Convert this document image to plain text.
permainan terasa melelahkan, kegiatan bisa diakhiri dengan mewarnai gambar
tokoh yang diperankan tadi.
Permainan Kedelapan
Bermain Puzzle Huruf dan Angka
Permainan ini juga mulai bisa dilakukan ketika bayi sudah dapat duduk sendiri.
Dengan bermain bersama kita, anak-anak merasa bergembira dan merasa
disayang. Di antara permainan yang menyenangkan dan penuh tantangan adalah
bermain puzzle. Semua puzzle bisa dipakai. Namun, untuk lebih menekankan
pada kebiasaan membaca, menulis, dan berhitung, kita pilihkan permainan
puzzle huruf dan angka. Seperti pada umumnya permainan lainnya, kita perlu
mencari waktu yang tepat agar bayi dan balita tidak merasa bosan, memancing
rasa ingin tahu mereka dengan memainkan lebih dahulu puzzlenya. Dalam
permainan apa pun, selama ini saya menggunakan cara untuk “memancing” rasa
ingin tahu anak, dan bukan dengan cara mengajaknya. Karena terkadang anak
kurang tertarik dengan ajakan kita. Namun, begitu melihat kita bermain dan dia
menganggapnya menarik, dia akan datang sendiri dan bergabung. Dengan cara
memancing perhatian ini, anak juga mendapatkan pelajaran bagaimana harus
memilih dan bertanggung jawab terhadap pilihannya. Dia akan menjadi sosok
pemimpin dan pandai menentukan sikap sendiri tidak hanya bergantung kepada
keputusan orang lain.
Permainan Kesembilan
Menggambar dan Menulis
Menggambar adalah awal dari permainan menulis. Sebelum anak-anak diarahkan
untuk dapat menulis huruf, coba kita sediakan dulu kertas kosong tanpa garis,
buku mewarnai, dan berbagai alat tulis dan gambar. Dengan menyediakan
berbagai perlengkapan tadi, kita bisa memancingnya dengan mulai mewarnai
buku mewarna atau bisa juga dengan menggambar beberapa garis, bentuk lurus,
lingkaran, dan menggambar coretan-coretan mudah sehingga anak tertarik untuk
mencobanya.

════════════════════

> [Work required]: Restate the data above word for word.

> [Output of the task]:
Convert this document image to plain text.
permainan terasa melelahkan, kegiatan bisa diakhiri dengan mewarnai gambar
tokoh yang diperankan tadi.
Permainan Kedelapan
Bermain Puzzle Huruf dan Angka
Permainan ini juga mulai bisa dilakukan ketika bayi sudah dapat duduk sendiri.
Dengan bermain bersama kita, anak-anak merasa bergembira dan merasa
disayang. Di antara permainan yang menyenangkan dan penuh tantangan adalah
bermain puzzle. Semua puzzle bisa dipakai. Namun, untuk lebih menekankan
pada kebiasaan membaca, menulis, dan berhitung, kita pilihkan permainan
puzzle huruf dan angka. Seperti pada umumnya permainan lainnya, kita perlu
mencari waktu yang tepat agar bayi dan balita tidak merasa bosan, memancing
rasa ingin tahu mereka dengan memainkan lebih dahulu puzzlenya. Dalam
permainan apa pun, selama ini saya menggunakan cara untuk “memancing” rasa
ingin tahu anak, dan bukan dengan cara mengajaknya. Karena terkadang anak
kurang tertarik dengan ajakan kita. Namun, begitu melihat kita bermain dan dia
menganggapnya menarik, dia akan datang sendiri dan bergabung. Dengan cara
memancing perhatian ini, anak juga mendapatkan pelajaran bagaimana harus
memilih dan bertanggung jawab terhadap pilihannya. Dia akan menjadi sosok
pemimpin dan pandai menentukan sikap sendiri tidak hanya bergantung kepada
keputusan orang lain.
Permainan Kesembilan
Menggambar dan Menulis
Menggambar adalah awal dari permainan menulis. Sebelum anak-anak diarahkan
untuk dapat menulis huruf, coba kita sediakan dulu kertas kosong tanpa garis,
buku mewarnai, dan berbagai alat tulis dan gambar. Dengan menyediakan
berbagai perlengkapan tadi, kita bisa memancingnya dengan mulai mewarnai
buku mewarna atau bisa juga dengan menggambar beberapa garis, bentuk lurus,
lingkaran, dan menggambar coretan-coretan mudah sehingga anak tertarik untuk
mencobanya.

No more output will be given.